--- BEGIN Material ---

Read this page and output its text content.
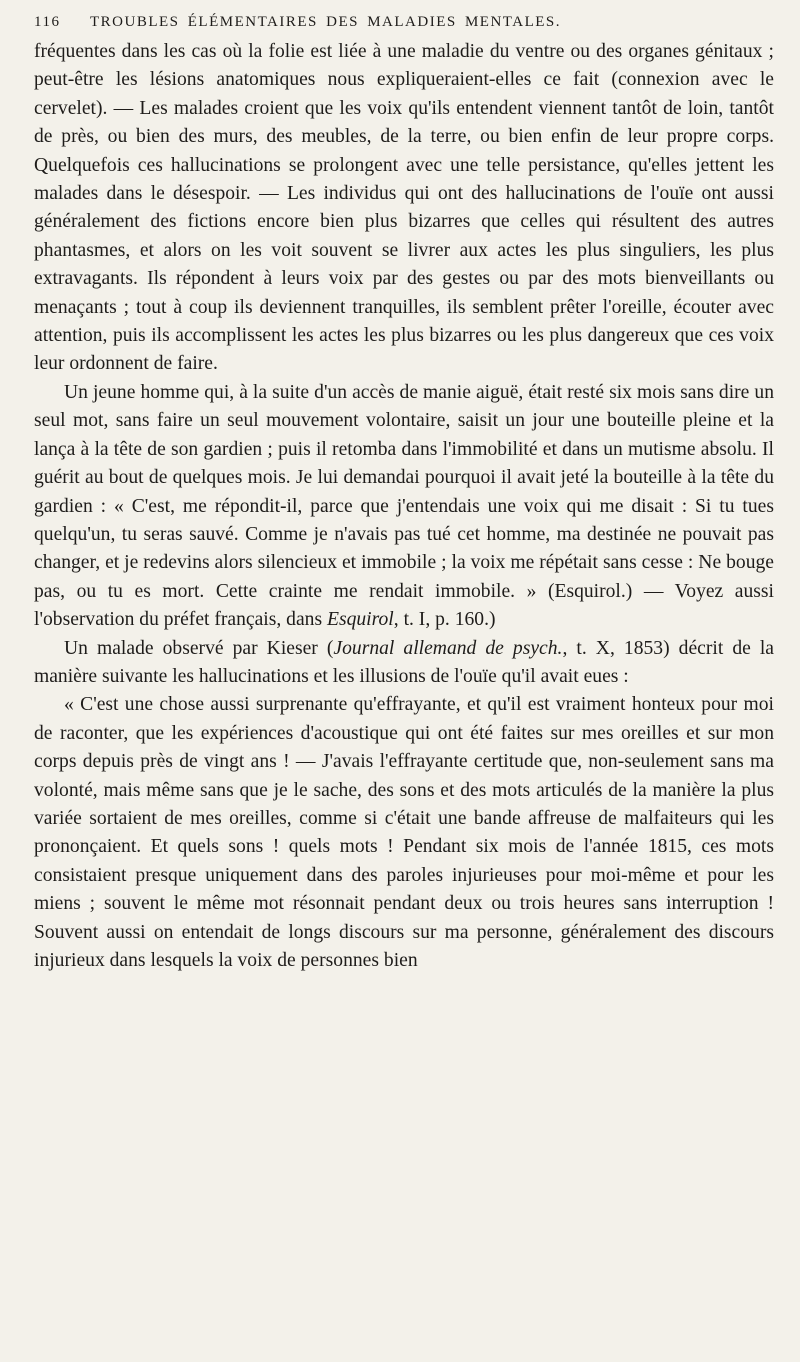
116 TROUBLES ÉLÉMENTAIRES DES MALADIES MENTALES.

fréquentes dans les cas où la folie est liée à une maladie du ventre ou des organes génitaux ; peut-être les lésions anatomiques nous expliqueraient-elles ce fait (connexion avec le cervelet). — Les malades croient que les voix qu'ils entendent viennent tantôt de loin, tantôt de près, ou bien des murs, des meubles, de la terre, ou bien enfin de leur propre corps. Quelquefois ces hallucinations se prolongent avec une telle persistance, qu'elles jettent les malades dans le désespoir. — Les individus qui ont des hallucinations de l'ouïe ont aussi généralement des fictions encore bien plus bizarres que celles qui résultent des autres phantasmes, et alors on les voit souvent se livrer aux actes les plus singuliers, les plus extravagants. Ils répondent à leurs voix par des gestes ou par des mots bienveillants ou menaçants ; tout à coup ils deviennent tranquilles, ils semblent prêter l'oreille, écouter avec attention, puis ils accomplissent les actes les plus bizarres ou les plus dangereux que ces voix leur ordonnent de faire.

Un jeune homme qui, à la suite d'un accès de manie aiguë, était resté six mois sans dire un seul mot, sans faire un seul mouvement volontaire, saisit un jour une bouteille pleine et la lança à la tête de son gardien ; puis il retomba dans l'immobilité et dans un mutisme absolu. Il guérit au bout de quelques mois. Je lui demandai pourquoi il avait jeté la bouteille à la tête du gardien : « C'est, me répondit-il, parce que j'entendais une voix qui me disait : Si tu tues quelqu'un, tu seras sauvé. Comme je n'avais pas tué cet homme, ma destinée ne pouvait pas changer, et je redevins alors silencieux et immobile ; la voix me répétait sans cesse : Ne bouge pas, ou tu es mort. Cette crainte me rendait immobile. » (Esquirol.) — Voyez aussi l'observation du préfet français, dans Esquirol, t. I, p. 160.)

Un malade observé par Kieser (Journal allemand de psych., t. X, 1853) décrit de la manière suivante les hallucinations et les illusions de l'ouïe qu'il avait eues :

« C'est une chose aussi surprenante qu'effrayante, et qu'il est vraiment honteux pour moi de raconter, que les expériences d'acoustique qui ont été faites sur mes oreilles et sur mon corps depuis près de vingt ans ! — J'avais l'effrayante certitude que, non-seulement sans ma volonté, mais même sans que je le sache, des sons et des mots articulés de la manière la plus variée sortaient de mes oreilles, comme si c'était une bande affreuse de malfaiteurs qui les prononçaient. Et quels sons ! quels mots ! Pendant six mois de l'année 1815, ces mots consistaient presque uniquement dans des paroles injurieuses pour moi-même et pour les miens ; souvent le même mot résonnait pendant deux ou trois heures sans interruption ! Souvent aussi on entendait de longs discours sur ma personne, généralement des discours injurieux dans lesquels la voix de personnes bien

--- END Material ---
--- BEGIN Material ---

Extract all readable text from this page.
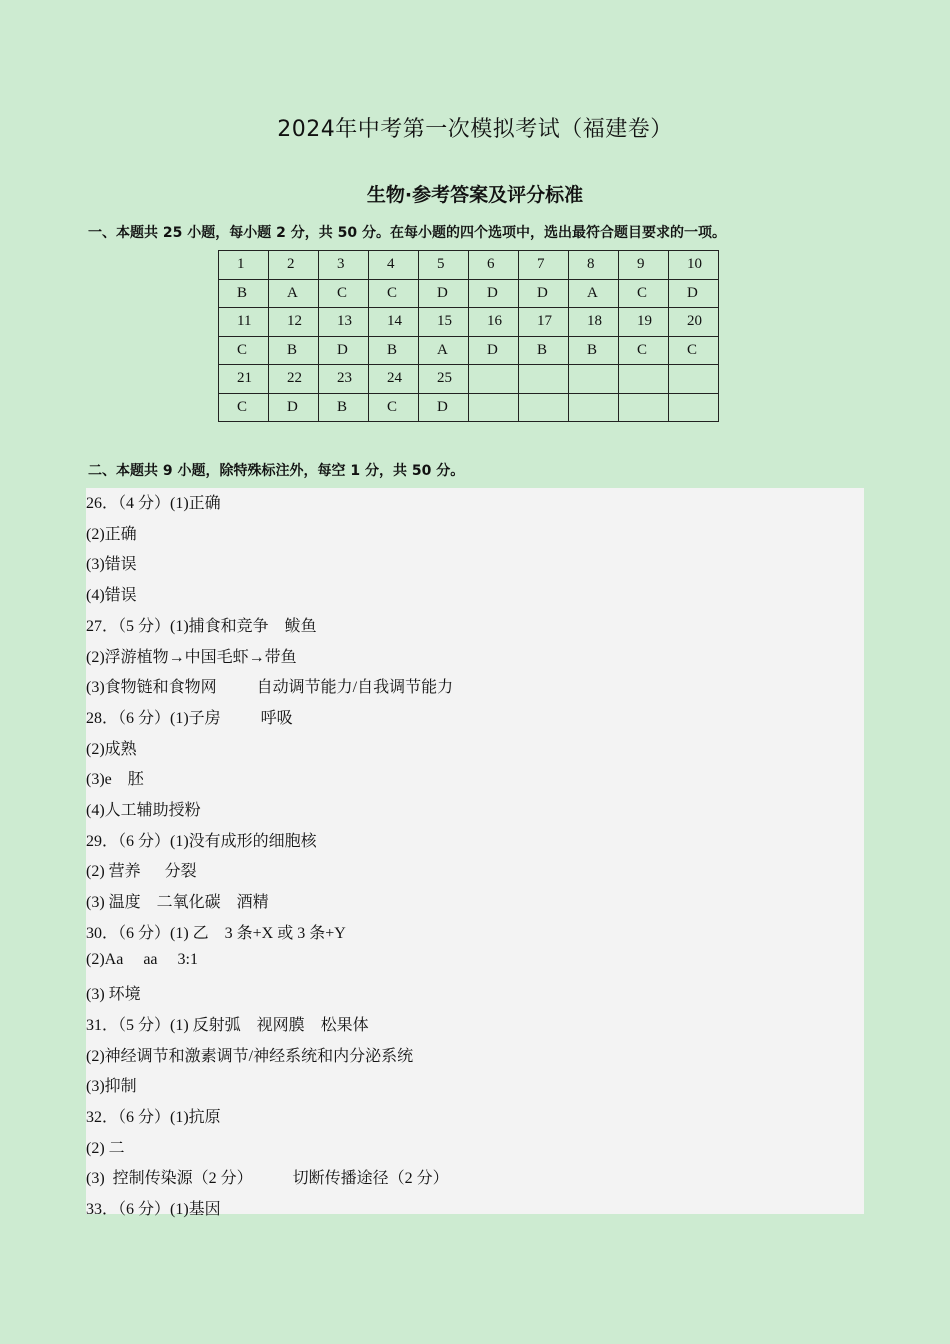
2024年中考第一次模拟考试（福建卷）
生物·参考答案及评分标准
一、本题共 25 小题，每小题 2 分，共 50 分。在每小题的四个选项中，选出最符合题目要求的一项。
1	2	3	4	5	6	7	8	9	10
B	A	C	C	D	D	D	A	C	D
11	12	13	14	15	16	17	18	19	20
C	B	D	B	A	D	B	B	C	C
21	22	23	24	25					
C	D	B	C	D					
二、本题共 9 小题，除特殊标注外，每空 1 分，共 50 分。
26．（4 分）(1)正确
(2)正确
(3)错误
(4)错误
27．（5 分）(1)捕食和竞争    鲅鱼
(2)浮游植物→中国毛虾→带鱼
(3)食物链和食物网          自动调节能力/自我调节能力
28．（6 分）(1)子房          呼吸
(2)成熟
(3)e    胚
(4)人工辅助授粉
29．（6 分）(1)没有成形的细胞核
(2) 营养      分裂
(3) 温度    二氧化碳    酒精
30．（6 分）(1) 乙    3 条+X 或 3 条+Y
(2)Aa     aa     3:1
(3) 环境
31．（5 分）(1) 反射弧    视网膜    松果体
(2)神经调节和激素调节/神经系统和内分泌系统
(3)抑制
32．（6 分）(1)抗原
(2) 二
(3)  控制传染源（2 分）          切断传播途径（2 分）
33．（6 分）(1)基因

--- END Material ---

> _Problem_:
Work through the data and report how many of its lines hold the word "page", giving only the figure.

> _Response to the exercise_:
2